Figure record listings
┄┄┄┄┄┄

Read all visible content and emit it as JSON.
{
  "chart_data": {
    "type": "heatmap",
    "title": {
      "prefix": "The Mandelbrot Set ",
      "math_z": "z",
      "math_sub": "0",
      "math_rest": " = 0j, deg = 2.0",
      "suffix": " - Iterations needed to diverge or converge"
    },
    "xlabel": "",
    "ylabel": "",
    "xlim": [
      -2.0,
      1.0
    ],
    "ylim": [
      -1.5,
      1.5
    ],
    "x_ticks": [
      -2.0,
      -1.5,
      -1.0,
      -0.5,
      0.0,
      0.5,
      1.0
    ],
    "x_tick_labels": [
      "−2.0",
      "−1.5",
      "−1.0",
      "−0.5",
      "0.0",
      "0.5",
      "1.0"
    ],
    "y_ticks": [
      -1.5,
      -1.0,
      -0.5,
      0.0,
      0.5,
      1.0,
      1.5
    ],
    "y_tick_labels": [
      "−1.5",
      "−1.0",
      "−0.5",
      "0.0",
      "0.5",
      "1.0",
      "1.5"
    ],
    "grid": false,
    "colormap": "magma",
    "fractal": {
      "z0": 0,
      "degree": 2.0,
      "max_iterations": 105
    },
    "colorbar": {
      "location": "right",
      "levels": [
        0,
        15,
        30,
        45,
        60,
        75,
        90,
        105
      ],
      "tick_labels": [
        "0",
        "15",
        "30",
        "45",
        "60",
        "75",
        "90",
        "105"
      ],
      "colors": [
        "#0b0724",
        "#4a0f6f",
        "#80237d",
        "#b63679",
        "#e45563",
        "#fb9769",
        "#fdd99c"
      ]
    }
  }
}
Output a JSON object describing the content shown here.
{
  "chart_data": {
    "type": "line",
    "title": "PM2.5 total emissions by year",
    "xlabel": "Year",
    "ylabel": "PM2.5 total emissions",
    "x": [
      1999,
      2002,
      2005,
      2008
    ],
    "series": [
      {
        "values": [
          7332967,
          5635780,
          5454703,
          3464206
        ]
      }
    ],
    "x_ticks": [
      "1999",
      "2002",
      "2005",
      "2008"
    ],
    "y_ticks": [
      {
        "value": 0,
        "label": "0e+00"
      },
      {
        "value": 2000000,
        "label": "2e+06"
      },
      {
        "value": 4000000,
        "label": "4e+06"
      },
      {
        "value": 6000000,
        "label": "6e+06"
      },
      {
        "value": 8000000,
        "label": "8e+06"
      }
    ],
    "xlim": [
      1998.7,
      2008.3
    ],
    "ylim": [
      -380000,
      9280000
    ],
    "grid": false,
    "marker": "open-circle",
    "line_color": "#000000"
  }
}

┄┄┄┄┄┄

WHAT IS EXPECTED
Transcribe the material above word for word.

RESULT OF THIS TASK
Read all visible content and emit it as JSON.
{
  "chart_data": {
    "type": "heatmap",
    "title": {
      "prefix": "The Mandelbrot Set ",
      "math_z": "z",
      "math_sub": "0",
      "math_rest": " = 0j, deg = 2.0",
      "suffix": " - Iterations needed to diverge or converge"
    },
    "xlabel": "",
    "ylabel": "",
    "xlim": [
      -2.0,
      1.0
    ],
    "ylim": [
      -1.5,
      1.5
    ],
    "x_ticks": [
      -2.0,
      -1.5,
      -1.0,
      -0.5,
      0.0,
      0.5,
      1.0
    ],
    "x_tick_labels": [
      "−2.0",
      "−1.5",
      "−1.0",
      "−0.5",
      "0.0",
      "0.5",
      "1.0"
    ],
    "y_ticks": [
      -1.5,
      -1.0,
      -0.5,
      0.0,
      0.5,
      1.0,
      1.5
    ],
    "y_tick_labels": [
      "−1.5",
      "−1.0",
      "−0.5",
      "0.0",
      "0.5",
      "1.0",
      "1.5"
    ],
    "grid": false,
    "colormap": "magma",
    "fractal": {
      "z0": 0,
      "degree": 2.0,
      "max_iterations": 105
    },
    "colorbar": {
      "location": "right",
      "levels": [
        0,
        15,
        30,
        45,
        60,
        75,
        90,
        105
      ],
      "tick_labels": [
        "0",
        "15",
        "30",
        "45",
        "60",
        "75",
        "90",
        "105"
      ],
      "colors": [
        "#0b0724",
        "#4a0f6f",
        "#80237d",
        "#b63679",
        "#e45563",
        "#fb9769",
        "#fdd99c"
      ]
    }
  }
}
Output a JSON object describing the content shown here.
{
  "chart_data": {
    "type": "line",
    "title": "PM2.5 total emissions by year",
    "xlabel": "Year",
    "ylabel": "PM2.5 total emissions",
    "x": [
      1999,
      2002,
      2005,
      2008
    ],
    "series": [
      {
        "values": [
          7332967,
          5635780,
          5454703,
          3464206
        ]
      }
    ],
    "x_ticks": [
      "1999",
      "2002",
      "2005",
      "2008"
    ],
    "y_ticks": [
      {
        "value": 0,
        "label": "0e+00"
      },
      {
        "value": 2000000,
        "label": "2e+06"
      },
      {
        "value": 4000000,
        "label": "4e+06"
      },
      {
        "value": 6000000,
        "label": "6e+06"
      },
      {
        "value": 8000000,
        "label": "8e+06"
      }
    ],
    "xlim": [
      1998.7,
      2008.3
    ],
    "ylim": [
      -380000,
      9280000
    ],
    "grid": false,
    "marker": "open-circle",
    "line_color": "#000000"
  }
}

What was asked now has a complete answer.